** start PROVIDED DATA **

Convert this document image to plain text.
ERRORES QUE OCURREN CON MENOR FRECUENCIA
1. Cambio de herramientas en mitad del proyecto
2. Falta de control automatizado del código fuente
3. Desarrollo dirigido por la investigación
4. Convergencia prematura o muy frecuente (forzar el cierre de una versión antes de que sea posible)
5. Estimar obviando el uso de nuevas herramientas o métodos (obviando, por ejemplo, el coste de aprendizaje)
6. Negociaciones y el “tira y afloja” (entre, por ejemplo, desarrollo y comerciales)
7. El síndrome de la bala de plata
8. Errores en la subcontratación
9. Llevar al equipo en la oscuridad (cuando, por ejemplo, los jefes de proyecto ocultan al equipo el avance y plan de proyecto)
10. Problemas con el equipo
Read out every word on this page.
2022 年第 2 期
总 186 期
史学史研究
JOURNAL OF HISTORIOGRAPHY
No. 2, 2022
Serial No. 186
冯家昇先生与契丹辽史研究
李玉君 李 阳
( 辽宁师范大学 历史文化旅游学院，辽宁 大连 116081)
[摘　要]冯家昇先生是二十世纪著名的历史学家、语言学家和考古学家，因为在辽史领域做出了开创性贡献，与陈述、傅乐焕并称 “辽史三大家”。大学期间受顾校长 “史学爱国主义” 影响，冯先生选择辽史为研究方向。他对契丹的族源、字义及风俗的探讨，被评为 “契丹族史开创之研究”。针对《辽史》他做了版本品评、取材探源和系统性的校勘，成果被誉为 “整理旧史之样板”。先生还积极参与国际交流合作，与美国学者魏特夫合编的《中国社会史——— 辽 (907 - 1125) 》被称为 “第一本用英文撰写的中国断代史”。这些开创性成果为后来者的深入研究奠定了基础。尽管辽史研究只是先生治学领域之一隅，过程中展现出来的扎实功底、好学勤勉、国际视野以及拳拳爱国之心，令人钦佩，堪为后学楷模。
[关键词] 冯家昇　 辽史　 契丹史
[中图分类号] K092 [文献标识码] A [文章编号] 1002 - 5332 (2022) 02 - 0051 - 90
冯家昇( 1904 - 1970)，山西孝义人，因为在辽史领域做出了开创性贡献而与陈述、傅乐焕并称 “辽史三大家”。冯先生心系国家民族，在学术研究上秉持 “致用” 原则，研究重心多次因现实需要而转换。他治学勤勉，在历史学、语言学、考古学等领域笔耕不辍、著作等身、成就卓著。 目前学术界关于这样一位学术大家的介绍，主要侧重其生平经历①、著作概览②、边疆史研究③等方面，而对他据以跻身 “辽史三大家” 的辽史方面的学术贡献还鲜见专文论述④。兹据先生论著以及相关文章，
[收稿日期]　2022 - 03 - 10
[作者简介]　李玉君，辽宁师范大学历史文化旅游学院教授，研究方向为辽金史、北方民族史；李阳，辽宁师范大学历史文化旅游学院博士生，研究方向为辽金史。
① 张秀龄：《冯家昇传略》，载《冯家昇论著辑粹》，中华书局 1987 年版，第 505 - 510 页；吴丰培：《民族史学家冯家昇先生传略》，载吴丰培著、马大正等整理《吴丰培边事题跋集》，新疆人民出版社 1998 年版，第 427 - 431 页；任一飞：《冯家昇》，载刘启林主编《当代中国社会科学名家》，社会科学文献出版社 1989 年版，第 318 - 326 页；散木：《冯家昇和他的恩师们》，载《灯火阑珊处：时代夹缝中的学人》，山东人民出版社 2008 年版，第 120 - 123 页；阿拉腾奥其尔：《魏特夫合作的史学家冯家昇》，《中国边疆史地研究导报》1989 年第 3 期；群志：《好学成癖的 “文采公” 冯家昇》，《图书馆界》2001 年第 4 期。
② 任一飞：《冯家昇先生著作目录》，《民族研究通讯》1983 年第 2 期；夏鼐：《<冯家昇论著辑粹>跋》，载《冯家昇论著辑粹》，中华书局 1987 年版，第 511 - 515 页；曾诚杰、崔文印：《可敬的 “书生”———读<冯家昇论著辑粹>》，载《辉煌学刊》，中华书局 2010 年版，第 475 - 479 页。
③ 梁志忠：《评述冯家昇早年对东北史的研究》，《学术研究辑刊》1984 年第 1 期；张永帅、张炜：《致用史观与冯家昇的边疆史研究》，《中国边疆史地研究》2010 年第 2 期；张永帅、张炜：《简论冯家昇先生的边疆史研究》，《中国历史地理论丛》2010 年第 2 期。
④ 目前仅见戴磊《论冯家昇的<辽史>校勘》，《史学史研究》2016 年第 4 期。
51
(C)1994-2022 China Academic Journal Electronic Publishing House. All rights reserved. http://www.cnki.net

** end PROVIDED DATA **

_WHAT THE EXERCISE ASKS:_ Check every line of the entries above for the word "史学史研究" and report how many lines contain it, giving the number only.

_WRITTEN ANSWER:_ 2